● 課題 A
ウォーキングに関する抜粋のうち、「また、1日の合計で30分」で始まる段落を、主な内容を損なわずに箇条書きへ改めてください。
● 課題 B
ウォーキングに関する抜粋の「それだけで健康寿命が延びるのですから、やらない手はありませんよね。」から「30分を「いきいきウォーキング」に置き換えてみましょう。」までの部分を、「訝しむ」を「疑う」に変えて記してください。

まず、みなさんに取り組んでもらいたいのは、ずばりウォーキングです。
もちろん、サイクリング、水泳、エアロビクスといった有酸素運動も腎臓リハビリとして効果的ではありますが、毎日続けることは大変ですよね。
でも、ウォーキングならどうでしょうか。
通勤をしたり、買い物をしたり、意識的に「歩こう!」と思わなくても、人は1日に6000歩くらいは歩くといわれています。
「え?意外に多い!」
そう思われたのではないでしょう。
そうなのです。誰もが、無意識のうちにけっこう歩いているのです。
それをダラダラと歩くのではなく、ここで紹介する「いきいきウォーキング」に置き換えてみましょう。決して重い腰を上げる必要はなく、誰でもお手軽に始められるはずです。
それだけで健康寿命が延びるのですから、やらない手はありませんよね。
「歩くだけで寿命が延びるなんて嘘くさいなあ…」
このように訝しむ方もいるかもしれませんが、じつは日頃から効果的に歩けている人は少なく、同時に有用な歩数を確保できている人も多くありません。
そこで、足腰に問題がなく、歩くことに不安のない人は、手始めに3000歩に相当する30分を「いきいきウォーキング」に置き換えてみましょう。

同書より転載

同書より転載
このときのポイントは、息切れしない程度の早歩きをすることと、30分連続で続ける必要はないことの2つです。
息切れしない程度の早歩きとは、無理なく会話が続けられることがひとつの目安になります。
また、1日の合計で30分を確保すればいいので、5分を6回、10分を3回、あるいは5分2回+10分2回など、生活リズムに合わせて調整すればOKです。
自分に合った歩数から始めて
少しずつレベルアップしよう
一方で、普段からあまり運動をする習慣がない人や体力に自信がない人もいるでしょう。小分けしていいとはいえ、30分も歩く時間を確保することが大変な人もいると思います。
その場合、まずは歩数計などを使って自分自身の日頃の歩数を知り、1日に500~1000歩増やすことから始めてみてください。
例えば、咀嚼(そしゃく)回数を増やすことによって、脳の活性化や記憶力の向上、満腹感を得やすくなることによる食べすぎの防止、唾液(だえき)の分泌量増加による虫歯や歯周病予防といった、さまざまな健康効果を得られることはよく知られています。

● データ行
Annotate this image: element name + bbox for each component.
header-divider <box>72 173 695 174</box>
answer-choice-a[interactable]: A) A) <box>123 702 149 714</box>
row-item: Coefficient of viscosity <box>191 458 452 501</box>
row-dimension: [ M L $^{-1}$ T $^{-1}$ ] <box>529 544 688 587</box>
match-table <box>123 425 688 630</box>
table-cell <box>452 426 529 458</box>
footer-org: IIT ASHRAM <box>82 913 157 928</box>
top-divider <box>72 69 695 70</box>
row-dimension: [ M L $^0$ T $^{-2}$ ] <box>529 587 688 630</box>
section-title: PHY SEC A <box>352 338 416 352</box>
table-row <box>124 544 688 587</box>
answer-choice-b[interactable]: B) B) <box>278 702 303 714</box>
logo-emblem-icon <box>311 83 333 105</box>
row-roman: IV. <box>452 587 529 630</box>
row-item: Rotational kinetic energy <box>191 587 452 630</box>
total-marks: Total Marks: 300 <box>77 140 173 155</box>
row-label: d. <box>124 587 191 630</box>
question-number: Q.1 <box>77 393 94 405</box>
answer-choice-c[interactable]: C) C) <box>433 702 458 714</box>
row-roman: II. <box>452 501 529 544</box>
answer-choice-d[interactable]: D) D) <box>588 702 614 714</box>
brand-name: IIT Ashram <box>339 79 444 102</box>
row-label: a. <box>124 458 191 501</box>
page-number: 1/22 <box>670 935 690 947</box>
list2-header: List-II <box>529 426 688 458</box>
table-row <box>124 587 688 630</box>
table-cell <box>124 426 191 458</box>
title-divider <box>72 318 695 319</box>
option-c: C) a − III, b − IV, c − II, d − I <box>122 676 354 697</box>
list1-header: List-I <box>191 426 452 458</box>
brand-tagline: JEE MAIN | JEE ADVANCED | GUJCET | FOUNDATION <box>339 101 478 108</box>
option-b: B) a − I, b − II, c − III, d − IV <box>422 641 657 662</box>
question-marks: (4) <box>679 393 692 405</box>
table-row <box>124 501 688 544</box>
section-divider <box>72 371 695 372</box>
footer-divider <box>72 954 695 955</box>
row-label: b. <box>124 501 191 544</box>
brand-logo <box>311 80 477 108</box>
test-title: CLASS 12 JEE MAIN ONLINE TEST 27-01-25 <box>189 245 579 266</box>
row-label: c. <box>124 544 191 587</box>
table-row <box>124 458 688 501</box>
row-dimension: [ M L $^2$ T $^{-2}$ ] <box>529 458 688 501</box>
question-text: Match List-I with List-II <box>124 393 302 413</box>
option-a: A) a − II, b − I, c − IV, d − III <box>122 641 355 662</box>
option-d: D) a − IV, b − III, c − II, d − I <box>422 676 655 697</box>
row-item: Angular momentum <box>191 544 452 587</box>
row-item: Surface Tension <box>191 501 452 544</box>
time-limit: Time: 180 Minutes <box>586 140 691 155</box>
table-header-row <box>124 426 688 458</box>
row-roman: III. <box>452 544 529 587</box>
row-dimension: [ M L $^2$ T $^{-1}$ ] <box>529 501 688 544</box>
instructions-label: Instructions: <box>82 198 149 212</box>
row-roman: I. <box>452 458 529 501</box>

● 課題の解答 A
・歩く時間は1日の合計で30分を確保すればよい
・5分を6回、10分を3回、あるいは5分2回+10分2回などに分けてよい
・生活リズムに合わせて調整すればよい

● 課題の解答 B
それだけで健康寿命が延びるのですから、やらない手はありませんよね。
「歩くだけで寿命が延びるなんて嘘くさいなあ…」
このように疑う方もいるかもしれませんが、じつは日頃から効果的に歩けている人は少なく、同時に有用な歩数を確保できている人も多くありません。
そこで、足腰に問題がなく、歩くことに不安のない人は、手始めに3000歩に相当する30分を「いきいきウォーキング」に置き換えてみましょう。